## TO DO
Take the entries below and print all of them exactly, please.

(Data entries)
┄┄┄┄┄┄

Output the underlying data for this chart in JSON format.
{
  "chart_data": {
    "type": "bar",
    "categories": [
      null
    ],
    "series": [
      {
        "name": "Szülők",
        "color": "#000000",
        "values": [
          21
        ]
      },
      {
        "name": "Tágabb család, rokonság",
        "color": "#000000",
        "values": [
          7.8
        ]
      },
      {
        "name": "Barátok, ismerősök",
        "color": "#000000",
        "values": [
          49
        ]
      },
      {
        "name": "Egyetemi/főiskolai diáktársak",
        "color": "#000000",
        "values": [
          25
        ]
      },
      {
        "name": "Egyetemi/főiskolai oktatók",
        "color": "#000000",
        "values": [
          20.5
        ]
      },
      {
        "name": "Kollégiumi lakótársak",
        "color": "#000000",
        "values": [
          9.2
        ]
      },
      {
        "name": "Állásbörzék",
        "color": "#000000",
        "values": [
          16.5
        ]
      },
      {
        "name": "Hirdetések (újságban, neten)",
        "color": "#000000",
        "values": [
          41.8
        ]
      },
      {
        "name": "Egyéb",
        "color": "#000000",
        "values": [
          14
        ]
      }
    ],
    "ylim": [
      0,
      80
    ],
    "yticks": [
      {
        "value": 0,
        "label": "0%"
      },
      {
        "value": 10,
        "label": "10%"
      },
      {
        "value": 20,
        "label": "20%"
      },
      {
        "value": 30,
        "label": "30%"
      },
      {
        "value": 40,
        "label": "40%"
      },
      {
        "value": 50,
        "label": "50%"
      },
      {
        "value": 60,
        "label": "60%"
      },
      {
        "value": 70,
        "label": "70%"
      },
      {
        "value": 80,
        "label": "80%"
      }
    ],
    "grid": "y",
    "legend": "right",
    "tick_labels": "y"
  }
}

┄┄┄┄┄┄

## FULL RESPONSE
Output the underlying data for this chart in JSON format.
{
  "chart_data": {
    "type": "bar",
    "categories": [
      null
    ],
    "series": [
      {
        "name": "Szülők",
        "color": "#000000",
        "values": [
          21
        ]
      },
      {
        "name": "Tágabb család, rokonság",
        "color": "#000000",
        "values": [
          7.8
        ]
      },
      {
        "name": "Barátok, ismerősök",
        "color": "#000000",
        "values": [
          49
        ]
      },
      {
        "name": "Egyetemi/főiskolai diáktársak",
        "color": "#000000",
        "values": [
          25
        ]
      },
      {
        "name": "Egyetemi/főiskolai oktatók",
        "color": "#000000",
        "values": [
          20.5
        ]
      },
      {
        "name": "Kollégiumi lakótársak",
        "color": "#000000",
        "values": [
          9.2
        ]
      },
      {
        "name": "Állásbörzék",
        "color": "#000000",
        "values": [
          16.5
        ]
      },
      {
        "name": "Hirdetések (újságban, neten)",
        "color": "#000000",
        "values": [
          41.8
        ]
      },
      {
        "name": "Egyéb",
        "color": "#000000",
        "values": [
          14
        ]
      }
    ],
    "ylim": [
      0,
      80
    ],
    "yticks": [
      {
        "value": 0,
        "label": "0%"
      },
      {
        "value": 10,
        "label": "10%"
      },
      {
        "value": 20,
        "label": "20%"
      },
      {
        "value": 30,
        "label": "30%"
      },
      {
        "value": 40,
        "label": "40%"
      },
      {
        "value": 50,
        "label": "50%"
      },
      {
        "value": 60,
        "label": "60%"
      },
      {
        "value": 70,
        "label": "70%"
      },
      {
        "value": 80,
        "label": "80%"
      }
    ],
    "grid": "y",
    "legend": "right",
    "tick_labels": "y"
  }
}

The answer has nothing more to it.